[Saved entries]
____
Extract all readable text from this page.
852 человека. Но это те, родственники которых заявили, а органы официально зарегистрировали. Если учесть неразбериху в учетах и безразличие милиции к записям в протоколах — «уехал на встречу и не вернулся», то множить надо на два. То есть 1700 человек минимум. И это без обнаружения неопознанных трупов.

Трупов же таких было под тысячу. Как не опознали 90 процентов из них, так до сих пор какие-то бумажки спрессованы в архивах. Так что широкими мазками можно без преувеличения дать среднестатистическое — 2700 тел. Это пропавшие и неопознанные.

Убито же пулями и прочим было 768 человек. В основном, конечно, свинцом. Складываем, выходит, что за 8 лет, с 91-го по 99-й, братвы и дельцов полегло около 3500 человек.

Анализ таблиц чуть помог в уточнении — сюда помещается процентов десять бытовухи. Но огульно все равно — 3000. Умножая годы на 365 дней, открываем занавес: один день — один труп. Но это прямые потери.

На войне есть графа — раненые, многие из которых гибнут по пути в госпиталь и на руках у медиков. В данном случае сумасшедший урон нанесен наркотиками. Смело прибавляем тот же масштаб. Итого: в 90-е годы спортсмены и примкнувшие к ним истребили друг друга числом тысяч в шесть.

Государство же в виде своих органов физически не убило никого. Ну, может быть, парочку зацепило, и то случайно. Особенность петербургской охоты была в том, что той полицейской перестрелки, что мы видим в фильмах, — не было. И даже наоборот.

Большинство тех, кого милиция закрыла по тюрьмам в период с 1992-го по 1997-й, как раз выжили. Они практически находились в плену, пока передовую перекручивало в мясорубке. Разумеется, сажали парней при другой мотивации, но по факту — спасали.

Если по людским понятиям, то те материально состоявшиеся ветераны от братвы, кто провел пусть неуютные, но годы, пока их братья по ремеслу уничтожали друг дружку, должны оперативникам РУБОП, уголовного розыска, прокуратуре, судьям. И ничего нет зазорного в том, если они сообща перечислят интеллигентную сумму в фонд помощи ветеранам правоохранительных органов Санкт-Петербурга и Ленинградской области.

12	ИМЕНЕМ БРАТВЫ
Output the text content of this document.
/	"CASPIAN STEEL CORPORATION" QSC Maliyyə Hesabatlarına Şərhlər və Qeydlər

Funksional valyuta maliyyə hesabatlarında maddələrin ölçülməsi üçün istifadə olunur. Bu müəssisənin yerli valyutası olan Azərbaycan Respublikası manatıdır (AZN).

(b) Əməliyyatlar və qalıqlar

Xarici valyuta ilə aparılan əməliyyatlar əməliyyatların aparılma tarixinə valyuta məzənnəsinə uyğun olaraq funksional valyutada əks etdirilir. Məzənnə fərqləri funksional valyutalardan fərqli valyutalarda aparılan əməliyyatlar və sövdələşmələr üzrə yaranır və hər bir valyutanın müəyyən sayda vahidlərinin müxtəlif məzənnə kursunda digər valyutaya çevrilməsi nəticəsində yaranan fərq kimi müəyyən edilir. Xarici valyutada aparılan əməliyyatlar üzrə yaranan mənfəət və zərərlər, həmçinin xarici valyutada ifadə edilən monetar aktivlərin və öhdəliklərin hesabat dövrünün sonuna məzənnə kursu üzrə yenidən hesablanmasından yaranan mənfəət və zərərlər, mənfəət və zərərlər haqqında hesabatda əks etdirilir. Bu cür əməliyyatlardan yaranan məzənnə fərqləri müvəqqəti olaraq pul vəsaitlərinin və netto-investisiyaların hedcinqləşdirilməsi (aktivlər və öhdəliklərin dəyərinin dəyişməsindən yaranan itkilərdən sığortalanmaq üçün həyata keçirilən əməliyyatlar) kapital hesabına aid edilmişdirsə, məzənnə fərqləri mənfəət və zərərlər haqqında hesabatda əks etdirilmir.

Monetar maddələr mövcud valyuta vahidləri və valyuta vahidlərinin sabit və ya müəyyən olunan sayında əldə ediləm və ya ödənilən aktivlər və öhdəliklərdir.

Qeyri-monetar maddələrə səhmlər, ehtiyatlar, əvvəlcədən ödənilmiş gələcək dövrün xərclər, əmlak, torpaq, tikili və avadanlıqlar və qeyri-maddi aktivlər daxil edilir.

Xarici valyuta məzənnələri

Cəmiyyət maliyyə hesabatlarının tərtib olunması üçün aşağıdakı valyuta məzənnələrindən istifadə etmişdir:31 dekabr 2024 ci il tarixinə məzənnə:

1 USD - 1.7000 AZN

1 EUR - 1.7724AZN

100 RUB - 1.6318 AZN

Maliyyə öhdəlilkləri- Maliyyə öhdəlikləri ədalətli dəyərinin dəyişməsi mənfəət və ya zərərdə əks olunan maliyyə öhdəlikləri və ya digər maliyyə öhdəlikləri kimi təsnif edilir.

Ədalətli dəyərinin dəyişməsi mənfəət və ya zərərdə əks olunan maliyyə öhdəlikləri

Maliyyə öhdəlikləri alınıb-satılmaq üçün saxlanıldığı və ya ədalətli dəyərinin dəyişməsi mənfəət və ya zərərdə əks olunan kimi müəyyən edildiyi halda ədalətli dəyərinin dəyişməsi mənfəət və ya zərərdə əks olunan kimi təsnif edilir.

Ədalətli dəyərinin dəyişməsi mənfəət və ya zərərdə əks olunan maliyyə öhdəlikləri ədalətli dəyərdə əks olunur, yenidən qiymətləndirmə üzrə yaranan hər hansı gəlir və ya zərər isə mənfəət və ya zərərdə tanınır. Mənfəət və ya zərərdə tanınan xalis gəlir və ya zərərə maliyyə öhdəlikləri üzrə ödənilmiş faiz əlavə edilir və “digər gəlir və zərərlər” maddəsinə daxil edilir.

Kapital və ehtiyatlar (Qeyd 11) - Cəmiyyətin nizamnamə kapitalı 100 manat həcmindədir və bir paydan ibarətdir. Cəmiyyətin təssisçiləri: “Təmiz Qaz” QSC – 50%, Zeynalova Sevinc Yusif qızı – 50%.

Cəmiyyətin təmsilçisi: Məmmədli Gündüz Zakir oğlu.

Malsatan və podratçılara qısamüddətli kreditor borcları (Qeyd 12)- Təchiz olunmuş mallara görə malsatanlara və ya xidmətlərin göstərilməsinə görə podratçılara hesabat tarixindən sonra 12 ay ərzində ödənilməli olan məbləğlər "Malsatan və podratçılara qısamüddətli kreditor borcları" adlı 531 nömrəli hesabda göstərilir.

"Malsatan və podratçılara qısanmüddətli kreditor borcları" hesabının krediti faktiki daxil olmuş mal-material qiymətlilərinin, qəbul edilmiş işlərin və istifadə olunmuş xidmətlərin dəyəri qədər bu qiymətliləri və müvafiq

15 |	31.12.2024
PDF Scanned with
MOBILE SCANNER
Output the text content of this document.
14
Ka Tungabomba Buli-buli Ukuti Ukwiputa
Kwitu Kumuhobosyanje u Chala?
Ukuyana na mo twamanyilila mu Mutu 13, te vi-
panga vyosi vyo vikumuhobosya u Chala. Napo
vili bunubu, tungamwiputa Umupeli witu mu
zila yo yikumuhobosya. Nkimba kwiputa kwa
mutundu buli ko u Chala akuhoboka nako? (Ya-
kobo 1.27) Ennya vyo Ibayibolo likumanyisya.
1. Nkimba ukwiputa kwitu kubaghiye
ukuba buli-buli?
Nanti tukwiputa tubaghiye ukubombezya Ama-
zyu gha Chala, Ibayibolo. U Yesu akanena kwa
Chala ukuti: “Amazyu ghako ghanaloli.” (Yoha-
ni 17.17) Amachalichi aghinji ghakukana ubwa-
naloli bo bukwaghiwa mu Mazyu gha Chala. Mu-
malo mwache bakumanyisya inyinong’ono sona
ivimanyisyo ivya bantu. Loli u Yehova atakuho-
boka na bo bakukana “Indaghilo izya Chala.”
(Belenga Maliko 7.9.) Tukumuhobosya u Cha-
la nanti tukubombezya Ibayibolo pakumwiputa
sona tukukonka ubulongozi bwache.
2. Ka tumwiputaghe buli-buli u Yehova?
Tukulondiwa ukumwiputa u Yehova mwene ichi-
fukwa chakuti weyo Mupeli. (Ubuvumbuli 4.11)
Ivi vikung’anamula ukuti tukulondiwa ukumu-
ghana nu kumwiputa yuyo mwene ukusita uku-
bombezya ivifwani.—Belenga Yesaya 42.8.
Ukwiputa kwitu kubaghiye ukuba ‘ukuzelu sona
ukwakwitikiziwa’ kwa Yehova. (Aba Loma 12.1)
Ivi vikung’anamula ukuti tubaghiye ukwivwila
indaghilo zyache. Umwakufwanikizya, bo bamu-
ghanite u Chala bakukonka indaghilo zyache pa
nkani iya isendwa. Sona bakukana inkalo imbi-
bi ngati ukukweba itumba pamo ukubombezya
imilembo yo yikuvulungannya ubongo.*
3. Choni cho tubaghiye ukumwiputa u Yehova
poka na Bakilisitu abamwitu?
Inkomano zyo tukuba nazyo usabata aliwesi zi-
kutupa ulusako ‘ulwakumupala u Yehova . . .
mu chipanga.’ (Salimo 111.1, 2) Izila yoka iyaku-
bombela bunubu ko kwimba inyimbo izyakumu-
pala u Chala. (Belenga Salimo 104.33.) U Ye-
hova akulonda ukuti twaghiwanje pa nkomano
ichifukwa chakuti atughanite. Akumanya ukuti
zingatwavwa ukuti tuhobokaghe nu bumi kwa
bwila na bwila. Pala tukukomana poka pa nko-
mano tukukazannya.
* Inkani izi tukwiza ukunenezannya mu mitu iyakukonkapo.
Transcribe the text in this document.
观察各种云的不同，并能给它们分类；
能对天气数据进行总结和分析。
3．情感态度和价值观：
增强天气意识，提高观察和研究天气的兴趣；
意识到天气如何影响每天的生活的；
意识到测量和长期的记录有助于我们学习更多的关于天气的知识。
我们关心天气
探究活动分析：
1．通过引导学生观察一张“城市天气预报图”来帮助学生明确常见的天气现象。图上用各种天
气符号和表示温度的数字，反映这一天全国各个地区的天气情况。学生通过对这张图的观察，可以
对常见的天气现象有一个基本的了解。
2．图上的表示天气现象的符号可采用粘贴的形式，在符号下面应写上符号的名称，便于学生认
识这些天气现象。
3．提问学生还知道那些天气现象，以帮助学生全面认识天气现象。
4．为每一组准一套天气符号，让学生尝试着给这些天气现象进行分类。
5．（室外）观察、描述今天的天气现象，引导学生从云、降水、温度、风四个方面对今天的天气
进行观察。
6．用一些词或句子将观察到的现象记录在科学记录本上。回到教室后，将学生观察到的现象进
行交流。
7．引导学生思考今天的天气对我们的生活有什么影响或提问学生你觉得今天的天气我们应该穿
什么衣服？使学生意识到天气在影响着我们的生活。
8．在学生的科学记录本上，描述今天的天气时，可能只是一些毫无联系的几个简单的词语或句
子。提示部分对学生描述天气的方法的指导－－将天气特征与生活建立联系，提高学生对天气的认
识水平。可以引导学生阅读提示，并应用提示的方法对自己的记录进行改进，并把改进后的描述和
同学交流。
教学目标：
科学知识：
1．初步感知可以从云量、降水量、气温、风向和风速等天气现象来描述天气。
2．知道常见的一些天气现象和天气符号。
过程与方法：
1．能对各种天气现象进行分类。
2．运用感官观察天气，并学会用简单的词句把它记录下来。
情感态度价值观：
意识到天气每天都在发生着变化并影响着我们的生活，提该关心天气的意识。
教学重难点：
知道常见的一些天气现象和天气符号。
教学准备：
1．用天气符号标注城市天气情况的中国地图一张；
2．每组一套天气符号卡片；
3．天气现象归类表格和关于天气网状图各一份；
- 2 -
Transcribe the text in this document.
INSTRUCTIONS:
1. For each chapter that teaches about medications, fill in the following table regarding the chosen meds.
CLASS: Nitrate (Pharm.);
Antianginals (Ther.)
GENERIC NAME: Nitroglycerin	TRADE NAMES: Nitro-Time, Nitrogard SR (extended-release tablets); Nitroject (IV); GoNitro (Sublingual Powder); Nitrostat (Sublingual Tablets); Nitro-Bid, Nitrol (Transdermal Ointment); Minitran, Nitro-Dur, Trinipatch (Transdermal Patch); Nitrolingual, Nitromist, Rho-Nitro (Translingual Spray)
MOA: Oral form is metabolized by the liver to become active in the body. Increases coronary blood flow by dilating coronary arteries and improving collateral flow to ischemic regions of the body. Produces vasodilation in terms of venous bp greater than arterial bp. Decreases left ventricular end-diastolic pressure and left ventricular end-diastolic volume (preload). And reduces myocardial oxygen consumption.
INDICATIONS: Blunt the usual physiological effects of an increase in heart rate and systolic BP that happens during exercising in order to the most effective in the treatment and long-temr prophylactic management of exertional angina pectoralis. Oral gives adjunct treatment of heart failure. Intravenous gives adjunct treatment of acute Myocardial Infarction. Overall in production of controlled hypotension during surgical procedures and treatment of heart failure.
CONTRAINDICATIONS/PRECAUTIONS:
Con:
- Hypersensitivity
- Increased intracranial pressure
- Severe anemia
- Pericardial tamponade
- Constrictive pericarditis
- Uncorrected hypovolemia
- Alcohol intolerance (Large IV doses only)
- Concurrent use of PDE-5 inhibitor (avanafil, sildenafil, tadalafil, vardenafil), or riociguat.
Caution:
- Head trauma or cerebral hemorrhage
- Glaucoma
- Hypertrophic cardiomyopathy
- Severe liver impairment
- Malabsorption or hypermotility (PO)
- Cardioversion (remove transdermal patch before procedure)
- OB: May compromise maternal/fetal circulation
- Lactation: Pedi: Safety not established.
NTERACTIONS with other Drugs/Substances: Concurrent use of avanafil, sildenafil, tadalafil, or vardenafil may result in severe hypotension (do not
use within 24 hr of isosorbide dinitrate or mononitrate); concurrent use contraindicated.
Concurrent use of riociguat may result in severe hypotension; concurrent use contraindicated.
____
■ **Challenge**
Extract every line of the records above that contains the word "anamula".

■ **Answer to the exercise**
Ivi vikung’anamula ukuti tukulondiwa ukumu-
Ivi vikung’anamula ukuti tubaghiye ukwivwila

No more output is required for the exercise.